[Saved data entries]

* BEGIN *

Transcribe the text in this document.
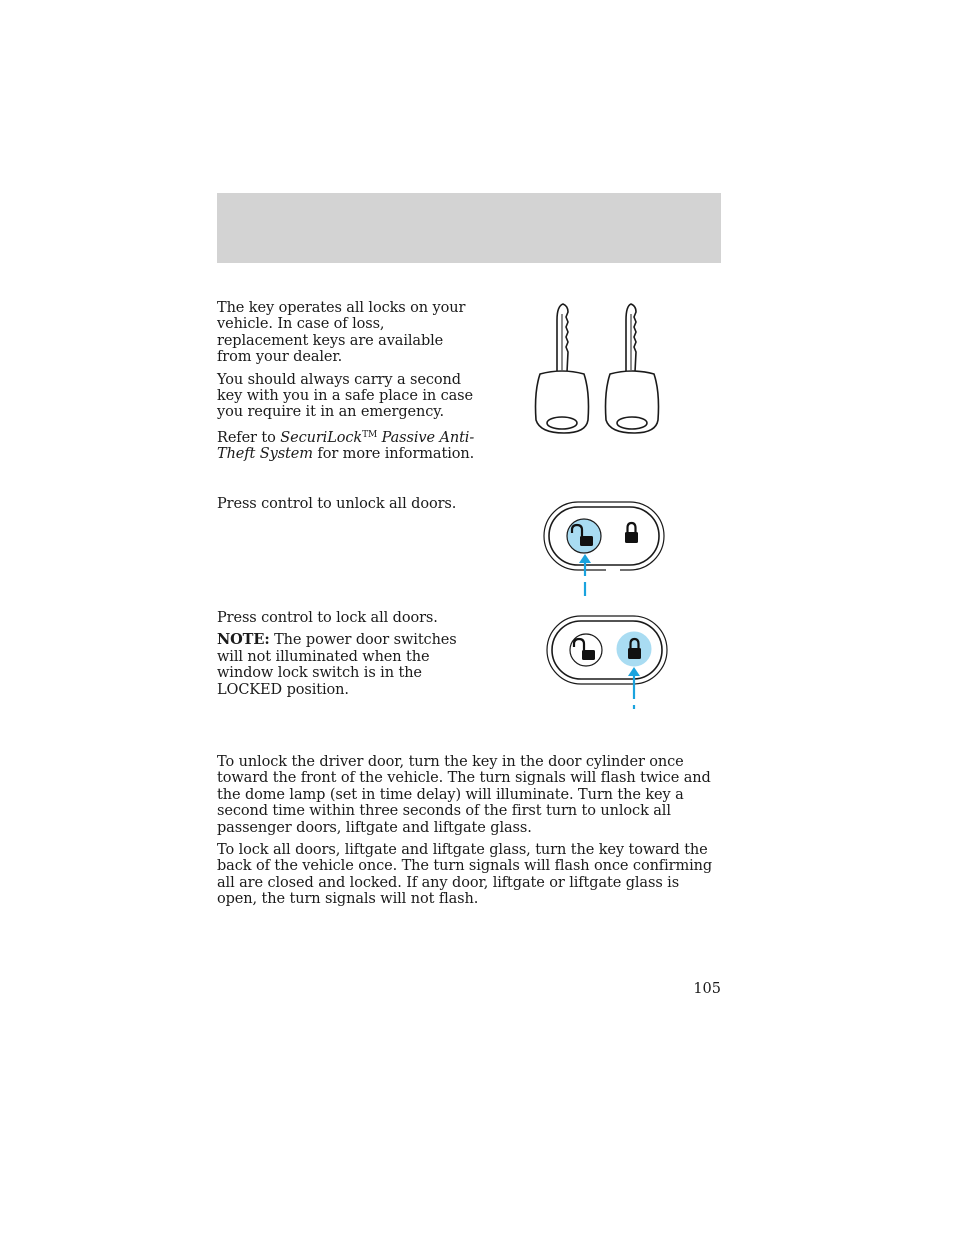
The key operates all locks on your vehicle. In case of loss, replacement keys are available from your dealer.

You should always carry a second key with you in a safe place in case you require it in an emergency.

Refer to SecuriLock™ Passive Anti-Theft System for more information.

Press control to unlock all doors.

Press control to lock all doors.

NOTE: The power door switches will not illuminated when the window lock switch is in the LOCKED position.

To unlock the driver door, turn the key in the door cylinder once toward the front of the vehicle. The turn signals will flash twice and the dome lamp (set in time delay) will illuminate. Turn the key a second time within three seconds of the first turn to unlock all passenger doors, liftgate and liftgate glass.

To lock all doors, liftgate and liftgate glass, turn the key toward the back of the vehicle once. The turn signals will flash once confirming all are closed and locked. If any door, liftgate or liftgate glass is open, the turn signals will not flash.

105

* END *
* BEGIN *

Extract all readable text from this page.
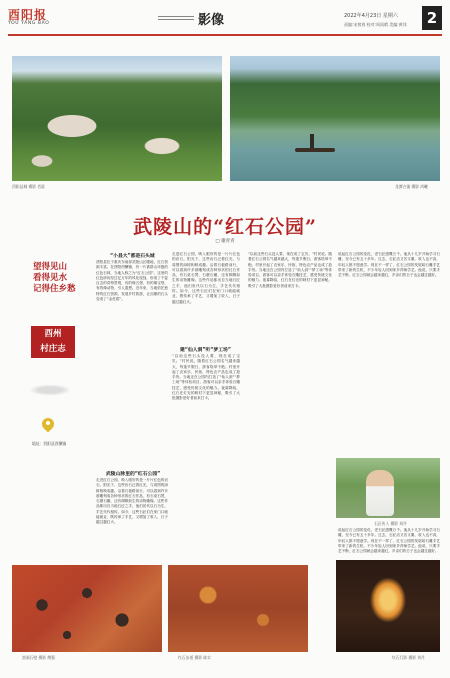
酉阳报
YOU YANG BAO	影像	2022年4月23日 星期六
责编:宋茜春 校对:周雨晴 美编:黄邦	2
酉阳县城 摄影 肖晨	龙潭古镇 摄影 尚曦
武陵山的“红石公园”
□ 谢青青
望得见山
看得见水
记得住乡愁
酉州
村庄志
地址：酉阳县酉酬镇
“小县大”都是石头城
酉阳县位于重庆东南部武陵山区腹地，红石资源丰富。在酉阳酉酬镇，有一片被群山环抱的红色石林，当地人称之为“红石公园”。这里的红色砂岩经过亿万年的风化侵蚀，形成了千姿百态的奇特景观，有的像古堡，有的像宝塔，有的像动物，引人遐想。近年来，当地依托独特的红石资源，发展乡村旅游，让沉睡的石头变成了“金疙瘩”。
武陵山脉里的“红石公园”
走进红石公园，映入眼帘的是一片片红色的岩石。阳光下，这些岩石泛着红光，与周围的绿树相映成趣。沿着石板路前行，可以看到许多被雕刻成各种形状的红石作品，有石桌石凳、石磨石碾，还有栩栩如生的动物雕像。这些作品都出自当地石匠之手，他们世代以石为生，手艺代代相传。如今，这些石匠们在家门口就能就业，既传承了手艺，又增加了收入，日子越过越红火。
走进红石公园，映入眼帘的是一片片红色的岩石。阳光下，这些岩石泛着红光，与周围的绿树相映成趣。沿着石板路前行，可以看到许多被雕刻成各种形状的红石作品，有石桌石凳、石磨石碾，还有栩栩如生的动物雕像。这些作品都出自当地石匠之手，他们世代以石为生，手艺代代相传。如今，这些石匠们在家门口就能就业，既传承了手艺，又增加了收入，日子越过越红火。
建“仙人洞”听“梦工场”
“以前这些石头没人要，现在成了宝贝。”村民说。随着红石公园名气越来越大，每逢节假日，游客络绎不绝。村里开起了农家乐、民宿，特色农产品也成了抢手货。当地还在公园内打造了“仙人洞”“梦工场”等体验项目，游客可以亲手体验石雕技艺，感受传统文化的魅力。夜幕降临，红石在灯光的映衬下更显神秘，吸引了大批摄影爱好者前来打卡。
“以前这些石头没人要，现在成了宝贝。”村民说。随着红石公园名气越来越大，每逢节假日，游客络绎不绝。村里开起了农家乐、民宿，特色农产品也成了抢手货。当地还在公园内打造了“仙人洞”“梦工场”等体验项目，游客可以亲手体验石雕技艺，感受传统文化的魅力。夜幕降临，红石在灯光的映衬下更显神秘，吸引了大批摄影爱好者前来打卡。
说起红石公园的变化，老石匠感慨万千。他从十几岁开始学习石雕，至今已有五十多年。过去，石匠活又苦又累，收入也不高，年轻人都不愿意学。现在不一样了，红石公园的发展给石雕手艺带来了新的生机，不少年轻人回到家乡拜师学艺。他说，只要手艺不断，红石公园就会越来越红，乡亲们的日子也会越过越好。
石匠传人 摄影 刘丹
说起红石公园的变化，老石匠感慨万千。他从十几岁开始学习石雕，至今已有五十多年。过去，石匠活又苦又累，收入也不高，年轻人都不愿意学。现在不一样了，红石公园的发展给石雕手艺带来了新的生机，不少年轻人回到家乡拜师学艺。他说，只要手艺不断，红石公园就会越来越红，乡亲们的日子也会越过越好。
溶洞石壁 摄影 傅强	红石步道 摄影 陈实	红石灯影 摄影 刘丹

* END *

§ **Do this**
Take every line that includes the string "case" and copy it.

§ **Exercise answer**
The key operates all locks on your vehicle. In case of loss, replacement keys are available from your dealer.
You should always carry a second key with you in a safe place in case you require it in an emergency.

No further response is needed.